- _Work to be completed_:
Your job is to retype all of the data word for word, leaving every image out.

Stored data entries
BEGIN

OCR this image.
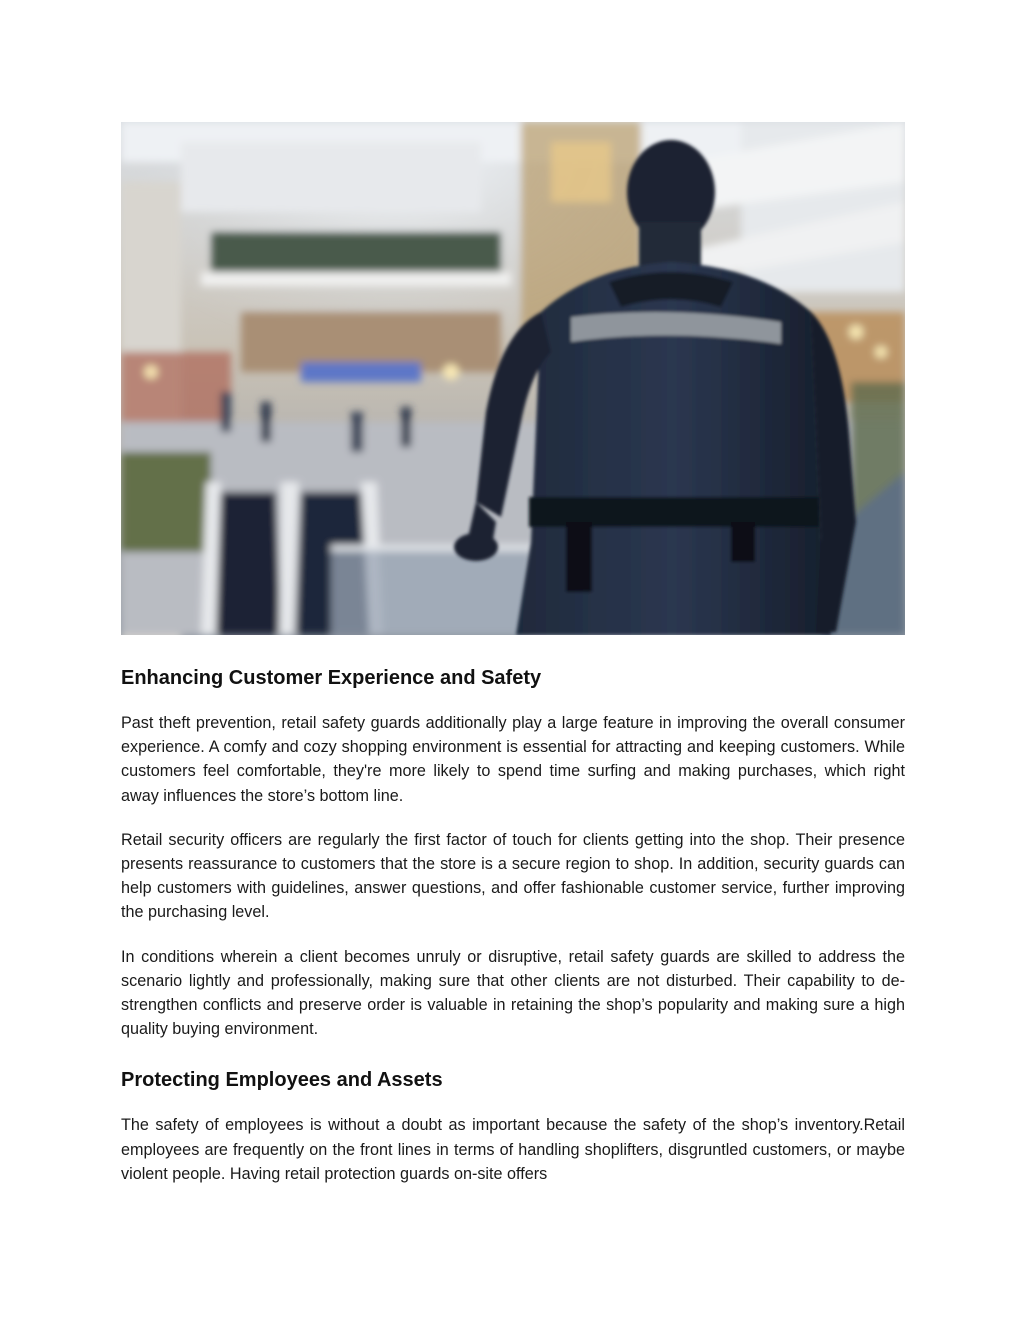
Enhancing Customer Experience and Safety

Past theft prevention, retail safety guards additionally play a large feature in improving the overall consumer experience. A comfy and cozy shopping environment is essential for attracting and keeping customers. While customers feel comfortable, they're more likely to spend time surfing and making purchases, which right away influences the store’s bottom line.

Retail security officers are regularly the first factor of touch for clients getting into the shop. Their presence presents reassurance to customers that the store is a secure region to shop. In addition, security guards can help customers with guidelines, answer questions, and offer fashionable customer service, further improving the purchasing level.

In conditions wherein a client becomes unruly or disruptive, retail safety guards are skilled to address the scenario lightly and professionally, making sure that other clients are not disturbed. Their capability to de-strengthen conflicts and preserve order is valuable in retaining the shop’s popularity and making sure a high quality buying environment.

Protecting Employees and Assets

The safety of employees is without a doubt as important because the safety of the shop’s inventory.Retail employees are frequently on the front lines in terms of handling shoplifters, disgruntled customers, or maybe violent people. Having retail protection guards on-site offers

END

- _Response to this task_:
OCR this image.
Enhancing Customer Experience and Safety

Past theft prevention, retail safety guards additionally play a large feature in improving the overall consumer experience. A comfy and cozy shopping environment is essential for attracting and keeping customers. While customers feel comfortable, they're more likely to spend time surfing and making purchases, which right away influences the store’s bottom line.

Retail security officers are regularly the first factor of touch for clients getting into the shop. Their presence presents reassurance to customers that the store is a secure region to shop. In addition, security guards can help customers with guidelines, answer questions, and offer fashionable customer service, further improving the purchasing level.

In conditions wherein a client becomes unruly or disruptive, retail safety guards are skilled to address the scenario lightly and professionally, making sure that other clients are not disturbed. Their capability to de-strengthen conflicts and preserve order is valuable in retaining the shop’s popularity and making sure a high quality buying environment.

Protecting Employees and Assets

The safety of employees is without a doubt as important because the safety of the shop’s inventory.Retail employees are frequently on the front lines in terms of handling shoplifters, disgruntled customers, or maybe violent people. Having retail protection guards on-site offers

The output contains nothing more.